**** Entries

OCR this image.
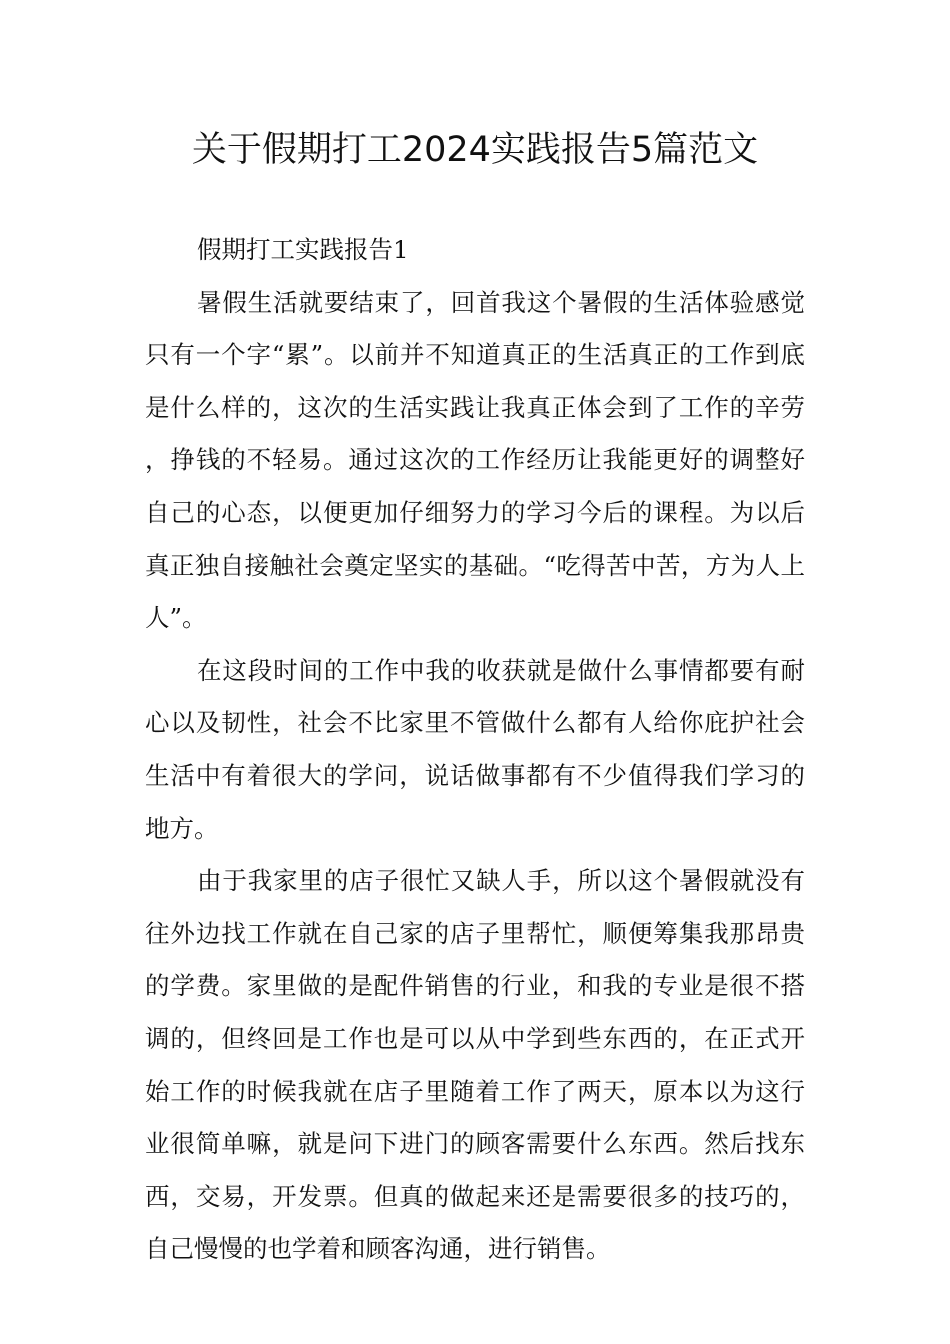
关于假期打工2024实践报告5篇范文

假期打工实践报告1

暑假生活就要结束了，回首我这个暑假的生活体验感觉只有一个字“累”。以前并不知道真正的生活真正的工作到底是什么样的，这次的生活实践让我真正体会到了工作的辛劳，挣钱的不轻易。通过这次的工作经历让我能更好的调整好自己的心态，以便更加仔细努力的学习今后的课程。为以后真正独自接触社会奠定坚实的基础。“吃得苦中苦，方为人上人”。

在这段时间的工作中我的收获就是做什么事情都要有耐心以及韧性，社会不比家里不管做什么都有人给你庇护社会生活中有着很大的学问，说话做事都有不少值得我们学习的地方。

由于我家里的店子很忙又缺人手，所以这个暑假就没有往外边找工作就在自己家的店子里帮忙，顺便筹集我那昂贵的学费。家里做的是配件销售的行业，和我的专业是很不搭调的，但终回是工作也是可以从中学到些东西的，在正式开始工作的时候我就在店子里随着工作了两天，原本以为这行业很简单嘛，就是问下进门的顾客需要什么东西。然后找东西，交易，开发票。但真的做起来还是需要很多的技巧的，自己慢慢的也学着和顾客沟通，进行销售。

********

» Directions for this task
Write out the full listing verbatim, excluding its pictures.

» Written reply
OCR this image.
关于假期打工2024实践报告5篇范文

假期打工实践报告1

暑假生活就要结束了，回首我这个暑假的生活体验感觉只有一个字“累”。以前并不知道真正的生活真正的工作到底是什么样的，这次的生活实践让我真正体会到了工作的辛劳，挣钱的不轻易。通过这次的工作经历让我能更好的调整好自己的心态，以便更加仔细努力的学习今后的课程。为以后真正独自接触社会奠定坚实的基础。“吃得苦中苦，方为人上人”。

在这段时间的工作中我的收获就是做什么事情都要有耐心以及韧性，社会不比家里不管做什么都有人给你庇护社会生活中有着很大的学问，说话做事都有不少值得我们学习的地方。

由于我家里的店子很忙又缺人手，所以这个暑假就没有往外边找工作就在自己家的店子里帮忙，顺便筹集我那昂贵的学费。家里做的是配件销售的行业，和我的专业是很不搭调的，但终回是工作也是可以从中学到些东西的，在正式开始工作的时候我就在店子里随着工作了两天，原本以为这行业很简单嘛，就是问下进门的顾客需要什么东西。然后找东西，交易，开发票。但真的做起来还是需要很多的技巧的，自己慢慢的也学着和顾客沟通，进行销售。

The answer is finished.